• [Objective]: What follows are records. Restate all of them word for word.

• [Supplied information]:
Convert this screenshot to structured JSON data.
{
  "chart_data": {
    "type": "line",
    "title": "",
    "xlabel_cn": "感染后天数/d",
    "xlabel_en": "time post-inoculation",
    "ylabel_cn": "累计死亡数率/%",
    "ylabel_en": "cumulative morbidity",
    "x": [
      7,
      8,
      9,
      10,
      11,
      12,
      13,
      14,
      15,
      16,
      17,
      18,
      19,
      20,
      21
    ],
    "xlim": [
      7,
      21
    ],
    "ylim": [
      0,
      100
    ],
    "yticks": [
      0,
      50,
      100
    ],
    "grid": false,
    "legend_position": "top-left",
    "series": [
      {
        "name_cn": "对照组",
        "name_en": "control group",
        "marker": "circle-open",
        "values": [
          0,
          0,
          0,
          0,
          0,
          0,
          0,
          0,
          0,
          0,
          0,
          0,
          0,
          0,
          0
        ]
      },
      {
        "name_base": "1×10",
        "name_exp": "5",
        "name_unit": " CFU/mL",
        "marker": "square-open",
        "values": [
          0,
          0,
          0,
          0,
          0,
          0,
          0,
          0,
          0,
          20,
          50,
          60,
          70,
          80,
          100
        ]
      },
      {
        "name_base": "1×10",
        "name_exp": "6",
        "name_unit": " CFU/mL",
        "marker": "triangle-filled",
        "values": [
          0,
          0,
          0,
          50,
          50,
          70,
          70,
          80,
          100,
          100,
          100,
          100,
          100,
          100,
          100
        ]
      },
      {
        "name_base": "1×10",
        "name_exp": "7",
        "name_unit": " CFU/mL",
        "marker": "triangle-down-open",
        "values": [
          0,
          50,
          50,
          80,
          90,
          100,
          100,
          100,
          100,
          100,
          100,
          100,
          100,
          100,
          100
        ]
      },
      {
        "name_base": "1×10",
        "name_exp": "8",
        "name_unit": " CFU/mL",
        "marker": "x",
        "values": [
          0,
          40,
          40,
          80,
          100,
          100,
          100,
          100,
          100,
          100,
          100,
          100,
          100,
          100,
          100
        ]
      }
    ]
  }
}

• [In response]:
Convert this screenshot to structured JSON data.
{
  "chart_data": {
    "type": "line",
    "title": "",
    "xlabel_cn": "感染后天数/d",
    "xlabel_en": "time post-inoculation",
    "ylabel_cn": "累计死亡数率/%",
    "ylabel_en": "cumulative morbidity",
    "x": [
      7,
      8,
      9,
      10,
      11,
      12,
      13,
      14,
      15,
      16,
      17,
      18,
      19,
      20,
      21
    ],
    "xlim": [
      7,
      21
    ],
    "ylim": [
      0,
      100
    ],
    "yticks": [
      0,
      50,
      100
    ],
    "grid": false,
    "legend_position": "top-left",
    "series": [
      {
        "name_cn": "对照组",
        "name_en": "control group",
        "marker": "circle-open",
        "values": [
          0,
          0,
          0,
          0,
          0,
          0,
          0,
          0,
          0,
          0,
          0,
          0,
          0,
          0,
          0
        ]
      },
      {
        "name_base": "1×10",
        "name_exp": "5",
        "name_unit": " CFU/mL",
        "marker": "square-open",
        "values": [
          0,
          0,
          0,
          0,
          0,
          0,
          0,
          0,
          0,
          20,
          50,
          60,
          70,
          80,
          100
        ]
      },
      {
        "name_base": "1×10",
        "name_exp": "6",
        "name_unit": " CFU/mL",
        "marker": "triangle-filled",
        "values": [
          0,
          0,
          0,
          50,
          50,
          70,
          70,
          80,
          100,
          100,
          100,
          100,
          100,
          100,
          100
        ]
      },
      {
        "name_base": "1×10",
        "name_exp": "7",
        "name_unit": " CFU/mL",
        "marker": "triangle-down-open",
        "values": [
          0,
          50,
          50,
          80,
          90,
          100,
          100,
          100,
          100,
          100,
          100,
          100,
          100,
          100,
          100
        ]
      },
      {
        "name_base": "1×10",
        "name_exp": "8",
        "name_unit": " CFU/mL",
        "marker": "x",
        "values": [
          0,
          40,
          40,
          80,
          100,
          100,
          100,
          100,
          100,
          100,
          100,
          100,
          100,
          100,
          100
        ]
      }
    ]
  }
}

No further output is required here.